Collected data entries:
+-------+

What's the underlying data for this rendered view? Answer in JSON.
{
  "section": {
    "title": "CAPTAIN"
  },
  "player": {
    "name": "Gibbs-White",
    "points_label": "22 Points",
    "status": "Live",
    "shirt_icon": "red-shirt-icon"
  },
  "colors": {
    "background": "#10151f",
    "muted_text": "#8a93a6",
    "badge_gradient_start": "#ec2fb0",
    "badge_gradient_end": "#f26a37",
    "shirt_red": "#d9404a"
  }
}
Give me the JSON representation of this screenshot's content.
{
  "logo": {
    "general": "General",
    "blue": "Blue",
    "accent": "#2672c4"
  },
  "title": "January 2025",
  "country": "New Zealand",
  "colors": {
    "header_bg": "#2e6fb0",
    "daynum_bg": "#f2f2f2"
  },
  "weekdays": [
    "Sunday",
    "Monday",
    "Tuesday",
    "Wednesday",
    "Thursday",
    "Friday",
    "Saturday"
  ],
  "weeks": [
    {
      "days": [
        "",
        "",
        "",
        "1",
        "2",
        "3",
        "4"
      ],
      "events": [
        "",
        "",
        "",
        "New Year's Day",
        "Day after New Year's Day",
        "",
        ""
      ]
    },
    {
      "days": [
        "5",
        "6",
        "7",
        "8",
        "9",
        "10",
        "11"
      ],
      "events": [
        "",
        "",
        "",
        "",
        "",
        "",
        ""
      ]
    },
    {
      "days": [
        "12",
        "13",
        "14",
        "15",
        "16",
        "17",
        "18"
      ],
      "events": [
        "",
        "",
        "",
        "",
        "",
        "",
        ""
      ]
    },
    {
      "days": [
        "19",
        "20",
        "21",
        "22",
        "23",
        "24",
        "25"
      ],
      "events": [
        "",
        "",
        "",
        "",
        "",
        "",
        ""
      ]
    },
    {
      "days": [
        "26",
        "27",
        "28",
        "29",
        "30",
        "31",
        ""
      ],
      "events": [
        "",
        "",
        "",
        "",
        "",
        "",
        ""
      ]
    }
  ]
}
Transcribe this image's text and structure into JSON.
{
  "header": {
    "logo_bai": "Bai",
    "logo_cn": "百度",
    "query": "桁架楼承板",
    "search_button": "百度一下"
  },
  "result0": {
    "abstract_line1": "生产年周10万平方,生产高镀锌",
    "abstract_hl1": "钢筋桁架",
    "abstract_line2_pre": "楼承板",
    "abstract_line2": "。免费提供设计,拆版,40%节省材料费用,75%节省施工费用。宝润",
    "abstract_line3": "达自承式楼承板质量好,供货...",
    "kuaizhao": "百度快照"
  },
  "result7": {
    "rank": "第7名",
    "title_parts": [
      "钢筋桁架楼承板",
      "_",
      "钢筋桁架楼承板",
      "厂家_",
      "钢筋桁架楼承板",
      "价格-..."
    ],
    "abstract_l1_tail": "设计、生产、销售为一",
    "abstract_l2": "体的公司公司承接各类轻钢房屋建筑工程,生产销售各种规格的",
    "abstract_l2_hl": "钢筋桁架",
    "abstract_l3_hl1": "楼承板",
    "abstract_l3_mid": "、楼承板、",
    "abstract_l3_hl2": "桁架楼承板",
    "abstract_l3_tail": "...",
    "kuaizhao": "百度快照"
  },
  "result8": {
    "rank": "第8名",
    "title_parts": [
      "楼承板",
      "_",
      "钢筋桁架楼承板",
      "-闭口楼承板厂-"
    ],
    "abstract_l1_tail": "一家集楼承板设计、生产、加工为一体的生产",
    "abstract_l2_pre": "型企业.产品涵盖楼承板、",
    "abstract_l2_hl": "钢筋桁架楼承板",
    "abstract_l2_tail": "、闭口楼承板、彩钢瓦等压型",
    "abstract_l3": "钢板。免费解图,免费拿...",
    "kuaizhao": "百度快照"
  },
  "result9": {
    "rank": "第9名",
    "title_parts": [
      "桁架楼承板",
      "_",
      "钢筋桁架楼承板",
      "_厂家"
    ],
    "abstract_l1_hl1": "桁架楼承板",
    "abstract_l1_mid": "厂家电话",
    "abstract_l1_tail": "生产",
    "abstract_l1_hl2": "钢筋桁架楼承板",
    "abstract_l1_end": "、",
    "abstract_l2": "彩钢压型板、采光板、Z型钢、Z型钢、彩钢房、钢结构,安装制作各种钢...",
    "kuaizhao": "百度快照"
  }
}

+-------+

◆ **Exercise brief**: The records above are to be copied in full, exactly as written.

◆ **Expected answer**:
What's the underlying data for this rendered view? Answer in JSON.
{
  "section": {
    "title": "CAPTAIN"
  },
  "player": {
    "name": "Gibbs-White",
    "points_label": "22 Points",
    "status": "Live",
    "shirt_icon": "red-shirt-icon"
  },
  "colors": {
    "background": "#10151f",
    "muted_text": "#8a93a6",
    "badge_gradient_start": "#ec2fb0",
    "badge_gradient_end": "#f26a37",
    "shirt_red": "#d9404a"
  }
}
Give me the JSON representation of this screenshot's content.
{
  "logo": {
    "general": "General",
    "blue": "Blue",
    "accent": "#2672c4"
  },
  "title": "January 2025",
  "country": "New Zealand",
  "colors": {
    "header_bg": "#2e6fb0",
    "daynum_bg": "#f2f2f2"
  },
  "weekdays": [
    "Sunday",
    "Monday",
    "Tuesday",
    "Wednesday",
    "Thursday",
    "Friday",
    "Saturday"
  ],
  "weeks": [
    {
      "days": [
        "",
        "",
        "",
        "1",
        "2",
        "3",
        "4"
      ],
      "events": [
        "",
        "",
        "",
        "New Year's Day",
        "Day after New Year's Day",
        "",
        ""
      ]
    },
    {
      "days": [
        "5",
        "6",
        "7",
        "8",
        "9",
        "10",
        "11"
      ],
      "events": [
        "",
        "",
        "",
        "",
        "",
        "",
        ""
      ]
    },
    {
      "days": [
        "12",
        "13",
        "14",
        "15",
        "16",
        "17",
        "18"
      ],
      "events": [
        "",
        "",
        "",
        "",
        "",
        "",
        ""
      ]
    },
    {
      "days": [
        "19",
        "20",
        "21",
        "22",
        "23",
        "24",
        "25"
      ],
      "events": [
        "",
        "",
        "",
        "",
        "",
        "",
        ""
      ]
    },
    {
      "days": [
        "26",
        "27",
        "28",
        "29",
        "30",
        "31",
        ""
      ],
      "events": [
        "",
        "",
        "",
        "",
        "",
        "",
        ""
      ]
    }
  ]
}
Transcribe this image's text and structure into JSON.
{
  "header": {
    "logo_bai": "Bai",
    "logo_cn": "百度",
    "query": "桁架楼承板",
    "search_button": "百度一下"
  },
  "result0": {
    "abstract_line1": "生产年周10万平方,生产高镀锌",
    "abstract_hl1": "钢筋桁架",
    "abstract_line2_pre": "楼承板",
    "abstract_line2": "。免费提供设计,拆版,40%节省材料费用,75%节省施工费用。宝润",
    "abstract_line3": "达自承式楼承板质量好,供货...",
    "kuaizhao": "百度快照"
  },
  "result7": {
    "rank": "第7名",
    "title_parts": [
      "钢筋桁架楼承板",
      "_",
      "钢筋桁架楼承板",
      "厂家_",
      "钢筋桁架楼承板",
      "价格-..."
    ],
    "abstract_l1_tail": "设计、生产、销售为一",
    "abstract_l2": "体的公司公司承接各类轻钢房屋建筑工程,生产销售各种规格的",
    "abstract_l2_hl": "钢筋桁架",
    "abstract_l3_hl1": "楼承板",
    "abstract_l3_mid": "、楼承板、",
    "abstract_l3_hl2": "桁架楼承板",
    "abstract_l3_tail": "...",
    "kuaizhao": "百度快照"
  },
  "result8": {
    "rank": "第8名",
    "title_parts": [
      "楼承板",
      "_",
      "钢筋桁架楼承板",
      "-闭口楼承板厂-"
    ],
    "abstract_l1_tail": "一家集楼承板设计、生产、加工为一体的生产",
    "abstract_l2_pre": "型企业.产品涵盖楼承板、",
    "abstract_l2_hl": "钢筋桁架楼承板",
    "abstract_l2_tail": "、闭口楼承板、彩钢瓦等压型",
    "abstract_l3": "钢板。免费解图,免费拿...",
    "kuaizhao": "百度快照"
  },
  "result9": {
    "rank": "第9名",
    "title_parts": [
      "桁架楼承板",
      "_",
      "钢筋桁架楼承板",
      "_厂家"
    ],
    "abstract_l1_hl1": "桁架楼承板",
    "abstract_l1_mid": "厂家电话",
    "abstract_l1_tail": "生产",
    "abstract_l1_hl2": "钢筋桁架楼承板",
    "abstract_l1_end": "、",
    "abstract_l2": "彩钢压型板、采光板、Z型钢、Z型钢、彩钢房、钢结构,安装制作各种钢...",
    "kuaizhao": "百度快照"
  }
}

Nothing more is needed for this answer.